Data entries
— start —

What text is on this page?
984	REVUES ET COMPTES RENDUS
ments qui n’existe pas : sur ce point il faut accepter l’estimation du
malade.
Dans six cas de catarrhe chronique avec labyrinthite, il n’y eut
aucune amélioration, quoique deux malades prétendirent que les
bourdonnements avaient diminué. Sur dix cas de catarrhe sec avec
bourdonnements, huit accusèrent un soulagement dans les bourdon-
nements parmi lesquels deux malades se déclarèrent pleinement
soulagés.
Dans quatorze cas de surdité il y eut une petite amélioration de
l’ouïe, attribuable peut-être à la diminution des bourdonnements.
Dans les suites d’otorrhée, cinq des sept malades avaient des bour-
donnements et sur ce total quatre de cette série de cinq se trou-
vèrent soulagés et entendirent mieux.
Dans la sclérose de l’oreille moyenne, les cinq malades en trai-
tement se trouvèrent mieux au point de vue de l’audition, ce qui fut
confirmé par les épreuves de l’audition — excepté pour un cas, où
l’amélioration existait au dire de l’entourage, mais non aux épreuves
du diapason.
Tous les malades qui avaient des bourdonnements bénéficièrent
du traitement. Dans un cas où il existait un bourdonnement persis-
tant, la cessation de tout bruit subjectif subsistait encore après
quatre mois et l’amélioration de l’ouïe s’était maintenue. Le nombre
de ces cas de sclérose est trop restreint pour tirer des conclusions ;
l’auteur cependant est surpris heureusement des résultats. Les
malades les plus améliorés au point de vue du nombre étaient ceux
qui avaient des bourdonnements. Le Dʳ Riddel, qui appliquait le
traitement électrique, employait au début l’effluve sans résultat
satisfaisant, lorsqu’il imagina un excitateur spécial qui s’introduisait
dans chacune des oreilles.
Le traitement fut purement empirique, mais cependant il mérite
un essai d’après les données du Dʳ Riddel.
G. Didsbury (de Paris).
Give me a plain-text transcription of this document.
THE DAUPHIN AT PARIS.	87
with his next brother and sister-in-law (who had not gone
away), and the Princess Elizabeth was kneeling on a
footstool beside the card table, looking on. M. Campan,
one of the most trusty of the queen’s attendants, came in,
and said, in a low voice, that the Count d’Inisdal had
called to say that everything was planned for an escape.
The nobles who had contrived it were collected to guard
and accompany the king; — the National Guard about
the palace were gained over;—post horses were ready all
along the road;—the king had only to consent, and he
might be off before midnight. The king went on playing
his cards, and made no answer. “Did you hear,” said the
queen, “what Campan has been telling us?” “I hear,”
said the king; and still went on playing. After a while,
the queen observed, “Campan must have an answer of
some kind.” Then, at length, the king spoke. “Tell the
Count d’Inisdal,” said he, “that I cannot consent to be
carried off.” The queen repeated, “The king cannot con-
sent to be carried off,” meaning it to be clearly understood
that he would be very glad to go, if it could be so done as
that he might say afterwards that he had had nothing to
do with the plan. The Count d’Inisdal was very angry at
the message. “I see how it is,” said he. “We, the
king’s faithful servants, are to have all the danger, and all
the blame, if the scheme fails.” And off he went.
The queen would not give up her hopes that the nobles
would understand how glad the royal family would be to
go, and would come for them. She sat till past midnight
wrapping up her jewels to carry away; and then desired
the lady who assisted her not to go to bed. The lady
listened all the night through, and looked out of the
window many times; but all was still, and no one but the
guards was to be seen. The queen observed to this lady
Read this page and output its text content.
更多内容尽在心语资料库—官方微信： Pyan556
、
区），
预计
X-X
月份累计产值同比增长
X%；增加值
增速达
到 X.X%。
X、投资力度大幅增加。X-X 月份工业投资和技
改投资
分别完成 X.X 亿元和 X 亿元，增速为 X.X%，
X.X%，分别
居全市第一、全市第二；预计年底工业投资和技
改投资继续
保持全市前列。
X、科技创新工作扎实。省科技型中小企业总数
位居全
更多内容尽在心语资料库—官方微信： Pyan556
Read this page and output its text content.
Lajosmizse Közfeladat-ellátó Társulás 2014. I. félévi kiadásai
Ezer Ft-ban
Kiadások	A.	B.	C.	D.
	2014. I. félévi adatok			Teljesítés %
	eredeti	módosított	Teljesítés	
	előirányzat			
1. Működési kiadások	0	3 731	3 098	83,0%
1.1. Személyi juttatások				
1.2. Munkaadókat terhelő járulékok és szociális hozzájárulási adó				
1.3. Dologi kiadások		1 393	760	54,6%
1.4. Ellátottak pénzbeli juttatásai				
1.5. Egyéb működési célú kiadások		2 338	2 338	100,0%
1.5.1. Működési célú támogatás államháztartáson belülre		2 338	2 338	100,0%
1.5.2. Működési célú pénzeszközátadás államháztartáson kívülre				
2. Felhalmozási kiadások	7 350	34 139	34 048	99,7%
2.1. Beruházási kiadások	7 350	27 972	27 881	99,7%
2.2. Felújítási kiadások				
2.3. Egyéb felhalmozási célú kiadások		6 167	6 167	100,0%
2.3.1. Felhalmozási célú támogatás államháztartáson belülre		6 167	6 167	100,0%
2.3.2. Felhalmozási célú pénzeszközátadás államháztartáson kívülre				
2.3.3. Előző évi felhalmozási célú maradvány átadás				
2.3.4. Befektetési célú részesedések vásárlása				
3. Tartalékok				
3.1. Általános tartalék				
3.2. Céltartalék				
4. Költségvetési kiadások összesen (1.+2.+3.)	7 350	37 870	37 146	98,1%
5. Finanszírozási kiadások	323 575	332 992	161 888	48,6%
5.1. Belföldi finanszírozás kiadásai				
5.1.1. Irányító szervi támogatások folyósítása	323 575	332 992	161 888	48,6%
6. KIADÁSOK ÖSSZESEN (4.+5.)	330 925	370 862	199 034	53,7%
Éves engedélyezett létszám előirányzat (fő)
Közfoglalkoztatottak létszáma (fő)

— end —

_REQUIRED TASK:_
Using the records given above, list every line that includes the word "text".

_TASK OUTPUT:_
What text is on this page?
Give me a plain-text transcription of this document.
Read this page and output its text content.
Read this page and output its text content.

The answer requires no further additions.